▶ **The problem**
Spot each line that carries the word "into"; copy those lines.

○ ○ ○

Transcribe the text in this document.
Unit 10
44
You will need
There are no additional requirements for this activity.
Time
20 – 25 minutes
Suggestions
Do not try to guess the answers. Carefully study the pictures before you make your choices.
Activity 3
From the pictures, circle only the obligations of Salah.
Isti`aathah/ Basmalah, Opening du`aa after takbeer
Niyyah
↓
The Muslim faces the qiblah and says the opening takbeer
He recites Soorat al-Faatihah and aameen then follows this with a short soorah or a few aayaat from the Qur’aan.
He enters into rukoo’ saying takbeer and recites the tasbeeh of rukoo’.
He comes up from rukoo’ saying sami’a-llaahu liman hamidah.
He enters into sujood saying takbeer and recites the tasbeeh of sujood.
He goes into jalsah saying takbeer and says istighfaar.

○ ○ ○

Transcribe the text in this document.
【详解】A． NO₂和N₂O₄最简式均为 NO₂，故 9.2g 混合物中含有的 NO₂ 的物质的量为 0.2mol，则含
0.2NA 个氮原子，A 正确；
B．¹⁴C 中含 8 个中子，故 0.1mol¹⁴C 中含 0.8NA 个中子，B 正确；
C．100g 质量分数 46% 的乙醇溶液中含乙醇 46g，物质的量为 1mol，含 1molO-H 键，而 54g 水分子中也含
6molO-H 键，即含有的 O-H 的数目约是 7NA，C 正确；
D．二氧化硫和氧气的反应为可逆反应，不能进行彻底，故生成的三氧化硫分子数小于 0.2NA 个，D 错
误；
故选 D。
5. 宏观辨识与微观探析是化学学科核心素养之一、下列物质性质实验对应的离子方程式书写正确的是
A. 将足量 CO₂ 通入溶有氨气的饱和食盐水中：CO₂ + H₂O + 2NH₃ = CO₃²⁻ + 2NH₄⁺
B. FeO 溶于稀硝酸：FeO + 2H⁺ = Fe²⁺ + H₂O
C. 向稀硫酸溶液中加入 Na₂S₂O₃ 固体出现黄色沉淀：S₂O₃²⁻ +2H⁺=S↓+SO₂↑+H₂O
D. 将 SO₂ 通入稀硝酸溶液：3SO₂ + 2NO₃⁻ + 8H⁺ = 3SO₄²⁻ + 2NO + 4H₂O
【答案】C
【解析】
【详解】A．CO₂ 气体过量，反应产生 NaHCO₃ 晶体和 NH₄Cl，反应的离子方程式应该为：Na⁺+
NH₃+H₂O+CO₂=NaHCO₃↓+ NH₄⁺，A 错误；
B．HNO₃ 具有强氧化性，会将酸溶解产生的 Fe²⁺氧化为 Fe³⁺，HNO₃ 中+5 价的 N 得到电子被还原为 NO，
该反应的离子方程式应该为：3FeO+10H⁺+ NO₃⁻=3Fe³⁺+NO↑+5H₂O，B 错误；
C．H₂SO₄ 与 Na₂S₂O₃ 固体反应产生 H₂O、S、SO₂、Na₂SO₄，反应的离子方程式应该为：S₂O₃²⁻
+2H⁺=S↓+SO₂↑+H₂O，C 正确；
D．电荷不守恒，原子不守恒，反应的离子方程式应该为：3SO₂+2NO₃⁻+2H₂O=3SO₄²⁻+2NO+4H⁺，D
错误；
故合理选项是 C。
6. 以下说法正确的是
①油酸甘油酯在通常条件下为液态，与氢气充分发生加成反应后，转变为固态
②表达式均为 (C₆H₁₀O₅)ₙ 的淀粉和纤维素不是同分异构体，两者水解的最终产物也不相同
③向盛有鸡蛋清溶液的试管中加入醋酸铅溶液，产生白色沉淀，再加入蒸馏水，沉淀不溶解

○ ○ ○

▶ **Expected output**
He enters into rukoo’ saying takbeer and recites the tasbeeh of rukoo’.
He enters into sujood saying takbeer and recites the tasbeeh of sujood.
He goes into jalsah saying takbeer and says istighfaar.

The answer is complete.